### INSTRUCTIONS FOR THE TASK
Find each line holding the word "Clôture" and give the total alone.

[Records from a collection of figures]
* * *

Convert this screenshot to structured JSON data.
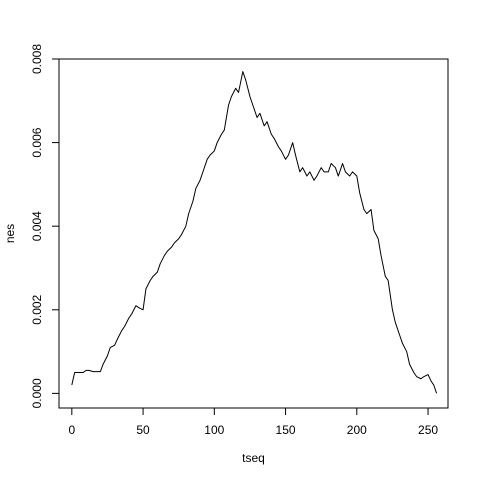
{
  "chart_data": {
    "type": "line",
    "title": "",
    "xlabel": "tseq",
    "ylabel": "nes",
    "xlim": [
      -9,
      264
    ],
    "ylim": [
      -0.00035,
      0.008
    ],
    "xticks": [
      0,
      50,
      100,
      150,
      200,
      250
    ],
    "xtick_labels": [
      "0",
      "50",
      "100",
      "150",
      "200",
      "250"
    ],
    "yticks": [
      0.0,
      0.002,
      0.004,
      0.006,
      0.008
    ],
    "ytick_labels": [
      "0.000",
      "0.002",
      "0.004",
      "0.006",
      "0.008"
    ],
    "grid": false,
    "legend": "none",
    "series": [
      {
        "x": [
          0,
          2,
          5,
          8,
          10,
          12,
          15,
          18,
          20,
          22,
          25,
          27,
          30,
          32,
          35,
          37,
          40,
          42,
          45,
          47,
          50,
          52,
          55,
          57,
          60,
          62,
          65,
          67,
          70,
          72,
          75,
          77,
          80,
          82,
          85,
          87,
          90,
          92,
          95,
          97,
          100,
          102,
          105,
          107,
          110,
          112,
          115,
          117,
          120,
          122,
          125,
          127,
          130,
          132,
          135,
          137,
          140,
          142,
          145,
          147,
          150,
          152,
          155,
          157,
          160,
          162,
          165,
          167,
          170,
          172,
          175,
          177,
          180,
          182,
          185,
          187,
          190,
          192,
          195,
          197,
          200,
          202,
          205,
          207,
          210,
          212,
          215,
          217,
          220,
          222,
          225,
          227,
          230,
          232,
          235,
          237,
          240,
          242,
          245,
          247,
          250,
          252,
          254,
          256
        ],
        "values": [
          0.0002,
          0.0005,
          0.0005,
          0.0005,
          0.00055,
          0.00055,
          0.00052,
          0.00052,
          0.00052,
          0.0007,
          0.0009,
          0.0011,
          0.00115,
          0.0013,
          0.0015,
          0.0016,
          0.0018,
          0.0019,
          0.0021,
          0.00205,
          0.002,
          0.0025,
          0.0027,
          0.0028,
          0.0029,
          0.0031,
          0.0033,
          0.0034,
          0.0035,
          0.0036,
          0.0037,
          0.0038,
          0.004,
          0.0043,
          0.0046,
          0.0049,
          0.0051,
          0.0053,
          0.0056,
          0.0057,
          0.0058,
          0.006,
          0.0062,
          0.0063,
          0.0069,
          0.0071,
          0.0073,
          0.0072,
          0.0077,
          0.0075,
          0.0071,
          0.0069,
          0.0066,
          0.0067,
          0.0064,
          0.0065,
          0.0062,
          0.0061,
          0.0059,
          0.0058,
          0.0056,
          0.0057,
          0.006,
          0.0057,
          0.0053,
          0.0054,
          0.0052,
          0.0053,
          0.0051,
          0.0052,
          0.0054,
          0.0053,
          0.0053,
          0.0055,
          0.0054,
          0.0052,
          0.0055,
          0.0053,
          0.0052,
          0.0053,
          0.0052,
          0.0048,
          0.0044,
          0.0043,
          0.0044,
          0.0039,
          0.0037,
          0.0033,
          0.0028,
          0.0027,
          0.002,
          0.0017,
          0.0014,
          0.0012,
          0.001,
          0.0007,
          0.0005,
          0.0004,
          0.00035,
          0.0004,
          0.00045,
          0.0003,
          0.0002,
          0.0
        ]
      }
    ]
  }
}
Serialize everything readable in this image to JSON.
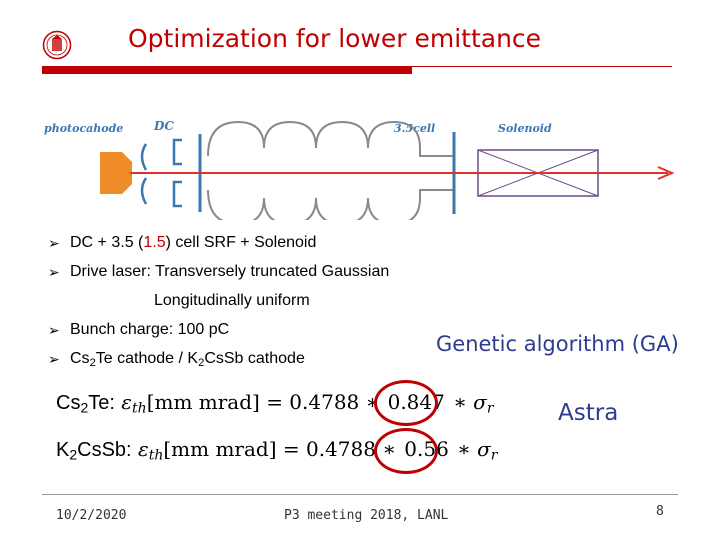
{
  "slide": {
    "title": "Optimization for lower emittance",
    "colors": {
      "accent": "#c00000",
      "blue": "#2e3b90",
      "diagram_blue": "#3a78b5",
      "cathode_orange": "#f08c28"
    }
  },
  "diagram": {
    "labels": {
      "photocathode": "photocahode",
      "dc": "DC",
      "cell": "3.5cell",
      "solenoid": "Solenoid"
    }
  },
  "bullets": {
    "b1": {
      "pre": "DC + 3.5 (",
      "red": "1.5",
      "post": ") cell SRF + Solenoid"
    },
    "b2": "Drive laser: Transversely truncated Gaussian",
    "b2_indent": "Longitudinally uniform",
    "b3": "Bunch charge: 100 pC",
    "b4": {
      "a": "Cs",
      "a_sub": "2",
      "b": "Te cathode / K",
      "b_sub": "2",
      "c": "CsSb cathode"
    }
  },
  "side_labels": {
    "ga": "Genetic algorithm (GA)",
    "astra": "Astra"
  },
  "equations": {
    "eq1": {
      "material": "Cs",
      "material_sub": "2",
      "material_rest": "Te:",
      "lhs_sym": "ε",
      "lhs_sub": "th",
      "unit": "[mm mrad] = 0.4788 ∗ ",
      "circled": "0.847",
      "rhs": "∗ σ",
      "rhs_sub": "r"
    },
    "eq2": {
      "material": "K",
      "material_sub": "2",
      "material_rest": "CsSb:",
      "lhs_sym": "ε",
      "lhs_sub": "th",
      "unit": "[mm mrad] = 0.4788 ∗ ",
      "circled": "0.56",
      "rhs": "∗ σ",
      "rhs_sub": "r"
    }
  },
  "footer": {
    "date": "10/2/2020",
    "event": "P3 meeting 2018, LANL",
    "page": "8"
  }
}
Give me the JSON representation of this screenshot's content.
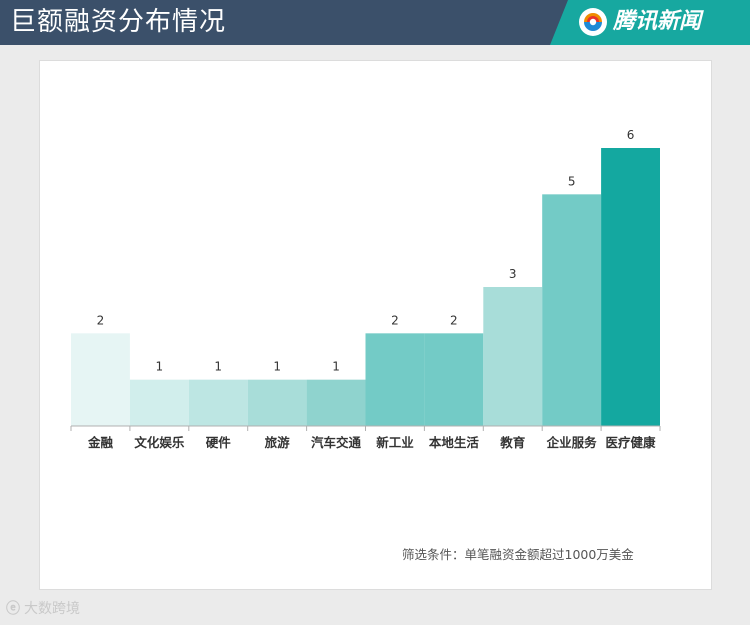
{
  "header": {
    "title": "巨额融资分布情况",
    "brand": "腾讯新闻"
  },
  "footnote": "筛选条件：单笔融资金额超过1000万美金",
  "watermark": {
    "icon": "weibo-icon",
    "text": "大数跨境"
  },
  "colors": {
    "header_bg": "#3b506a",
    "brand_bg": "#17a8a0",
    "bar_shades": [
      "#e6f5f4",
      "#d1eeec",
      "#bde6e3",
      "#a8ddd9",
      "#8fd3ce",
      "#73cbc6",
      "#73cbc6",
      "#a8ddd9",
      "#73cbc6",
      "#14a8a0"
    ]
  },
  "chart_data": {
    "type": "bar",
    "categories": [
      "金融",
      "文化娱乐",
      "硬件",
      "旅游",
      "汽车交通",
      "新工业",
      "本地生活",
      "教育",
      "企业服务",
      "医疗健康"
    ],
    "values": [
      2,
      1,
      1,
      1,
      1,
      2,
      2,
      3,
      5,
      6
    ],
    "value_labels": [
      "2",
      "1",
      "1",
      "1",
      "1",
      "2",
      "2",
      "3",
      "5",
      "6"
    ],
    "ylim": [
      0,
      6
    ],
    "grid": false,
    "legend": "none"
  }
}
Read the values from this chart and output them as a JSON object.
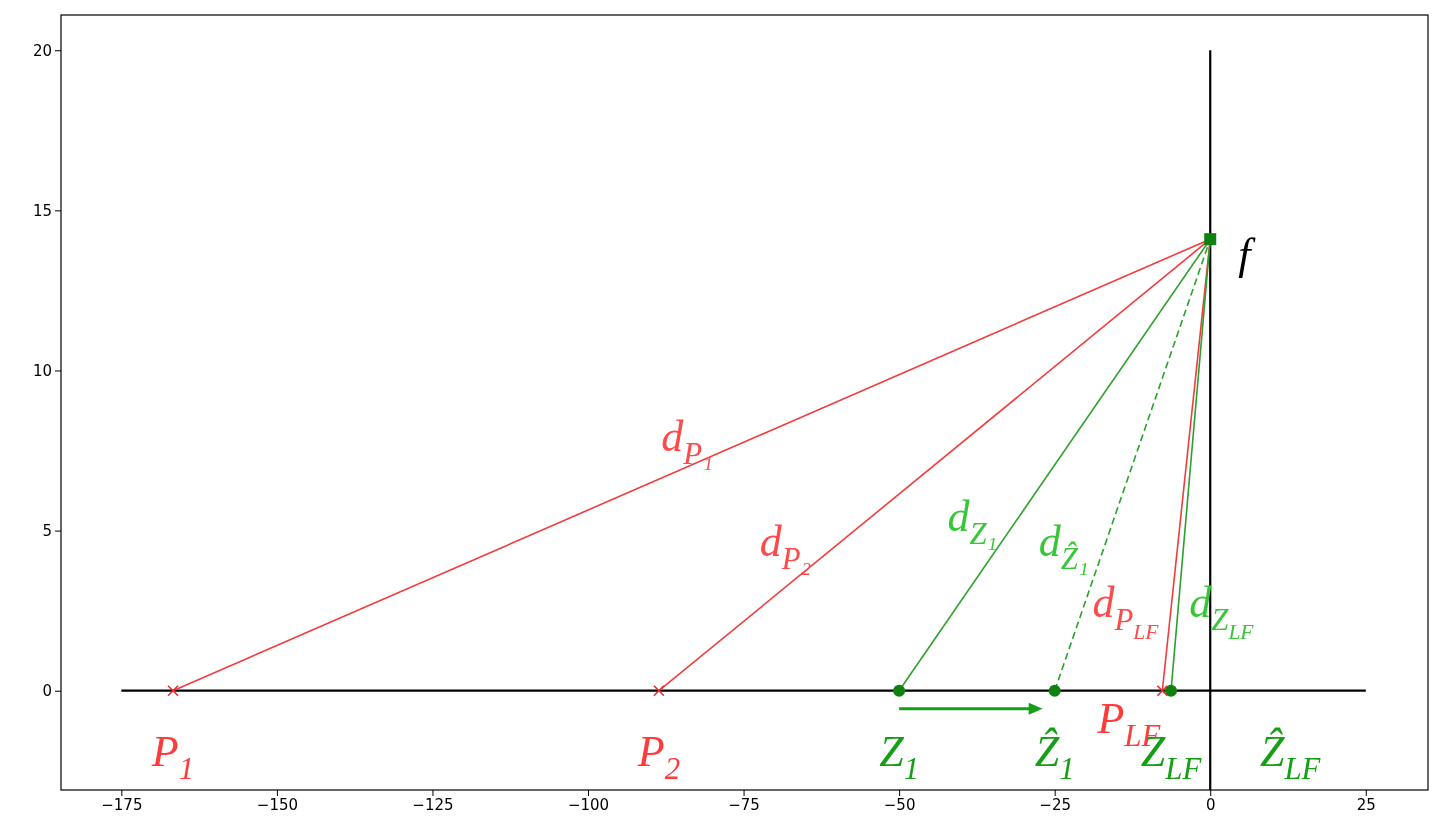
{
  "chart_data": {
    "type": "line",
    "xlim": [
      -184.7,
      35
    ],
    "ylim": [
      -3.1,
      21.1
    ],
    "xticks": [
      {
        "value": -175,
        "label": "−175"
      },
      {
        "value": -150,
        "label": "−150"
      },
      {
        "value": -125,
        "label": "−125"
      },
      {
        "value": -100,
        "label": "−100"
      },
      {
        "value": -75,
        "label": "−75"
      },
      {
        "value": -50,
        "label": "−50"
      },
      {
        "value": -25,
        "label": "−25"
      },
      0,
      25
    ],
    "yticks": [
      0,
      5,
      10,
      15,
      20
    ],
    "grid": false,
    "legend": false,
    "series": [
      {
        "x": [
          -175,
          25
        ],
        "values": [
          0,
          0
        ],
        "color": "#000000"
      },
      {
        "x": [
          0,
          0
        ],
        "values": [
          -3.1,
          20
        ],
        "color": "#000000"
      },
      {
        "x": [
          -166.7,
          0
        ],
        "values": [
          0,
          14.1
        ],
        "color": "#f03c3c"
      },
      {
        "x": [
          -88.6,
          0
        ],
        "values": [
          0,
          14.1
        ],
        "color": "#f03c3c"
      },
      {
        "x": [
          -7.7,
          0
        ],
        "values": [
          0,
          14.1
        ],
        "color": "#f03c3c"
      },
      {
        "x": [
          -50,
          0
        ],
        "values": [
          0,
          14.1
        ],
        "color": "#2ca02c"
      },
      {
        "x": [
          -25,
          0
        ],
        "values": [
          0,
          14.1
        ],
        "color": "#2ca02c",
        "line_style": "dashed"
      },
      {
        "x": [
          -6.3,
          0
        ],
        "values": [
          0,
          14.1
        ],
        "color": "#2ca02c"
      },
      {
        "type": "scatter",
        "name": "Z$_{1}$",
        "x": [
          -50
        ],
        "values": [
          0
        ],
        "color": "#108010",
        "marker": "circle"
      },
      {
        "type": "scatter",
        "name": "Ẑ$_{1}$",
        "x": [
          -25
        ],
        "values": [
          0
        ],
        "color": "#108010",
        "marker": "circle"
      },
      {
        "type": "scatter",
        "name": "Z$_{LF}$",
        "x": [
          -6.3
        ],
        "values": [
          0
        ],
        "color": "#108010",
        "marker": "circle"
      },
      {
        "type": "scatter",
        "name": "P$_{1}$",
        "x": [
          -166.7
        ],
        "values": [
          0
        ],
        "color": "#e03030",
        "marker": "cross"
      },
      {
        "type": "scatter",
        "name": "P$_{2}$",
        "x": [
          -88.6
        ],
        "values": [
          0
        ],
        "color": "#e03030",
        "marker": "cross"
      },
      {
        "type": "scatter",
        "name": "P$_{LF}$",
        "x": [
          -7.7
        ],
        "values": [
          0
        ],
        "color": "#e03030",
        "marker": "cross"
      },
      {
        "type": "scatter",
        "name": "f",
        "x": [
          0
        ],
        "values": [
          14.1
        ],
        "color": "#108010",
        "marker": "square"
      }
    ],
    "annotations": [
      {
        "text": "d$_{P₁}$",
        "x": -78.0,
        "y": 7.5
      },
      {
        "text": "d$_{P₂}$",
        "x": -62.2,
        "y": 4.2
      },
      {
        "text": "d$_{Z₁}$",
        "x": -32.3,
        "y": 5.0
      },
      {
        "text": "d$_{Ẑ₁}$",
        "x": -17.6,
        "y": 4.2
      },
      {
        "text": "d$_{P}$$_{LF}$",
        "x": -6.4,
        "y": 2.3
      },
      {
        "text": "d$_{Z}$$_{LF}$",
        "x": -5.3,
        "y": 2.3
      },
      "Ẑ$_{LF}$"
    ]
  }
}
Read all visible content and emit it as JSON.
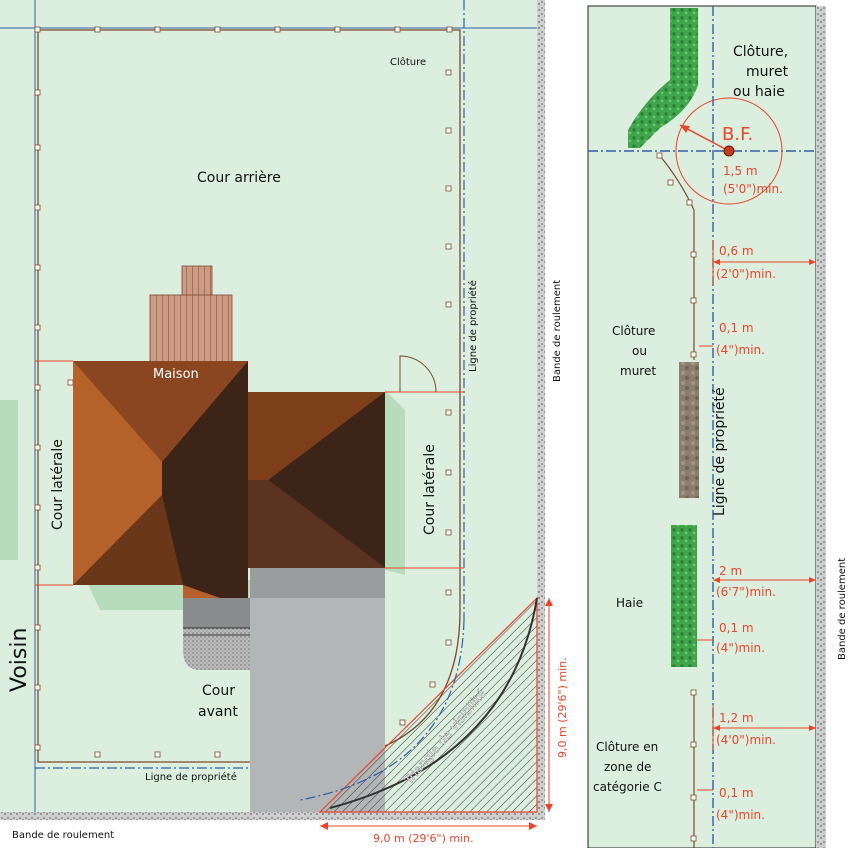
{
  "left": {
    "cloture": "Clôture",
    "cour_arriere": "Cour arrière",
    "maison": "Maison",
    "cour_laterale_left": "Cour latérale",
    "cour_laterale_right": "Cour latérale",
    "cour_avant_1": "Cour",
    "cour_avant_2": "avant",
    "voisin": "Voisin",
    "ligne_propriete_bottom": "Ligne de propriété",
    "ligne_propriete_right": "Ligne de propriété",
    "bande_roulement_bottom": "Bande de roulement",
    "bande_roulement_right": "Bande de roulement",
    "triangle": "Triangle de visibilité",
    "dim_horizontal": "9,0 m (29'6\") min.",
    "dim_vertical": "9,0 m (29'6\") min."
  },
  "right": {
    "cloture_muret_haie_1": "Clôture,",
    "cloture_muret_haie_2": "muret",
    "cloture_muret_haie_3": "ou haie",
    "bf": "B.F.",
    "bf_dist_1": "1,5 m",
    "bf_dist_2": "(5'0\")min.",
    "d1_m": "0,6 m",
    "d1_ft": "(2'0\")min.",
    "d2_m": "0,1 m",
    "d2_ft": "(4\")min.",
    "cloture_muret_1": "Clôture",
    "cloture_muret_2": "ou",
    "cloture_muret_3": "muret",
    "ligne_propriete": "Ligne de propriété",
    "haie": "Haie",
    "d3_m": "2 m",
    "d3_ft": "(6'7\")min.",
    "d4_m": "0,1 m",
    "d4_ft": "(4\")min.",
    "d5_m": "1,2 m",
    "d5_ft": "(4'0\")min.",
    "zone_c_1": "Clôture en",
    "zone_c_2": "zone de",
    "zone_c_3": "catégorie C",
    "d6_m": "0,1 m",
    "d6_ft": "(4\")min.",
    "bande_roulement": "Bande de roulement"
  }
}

* * *

### TASK ANSWER
4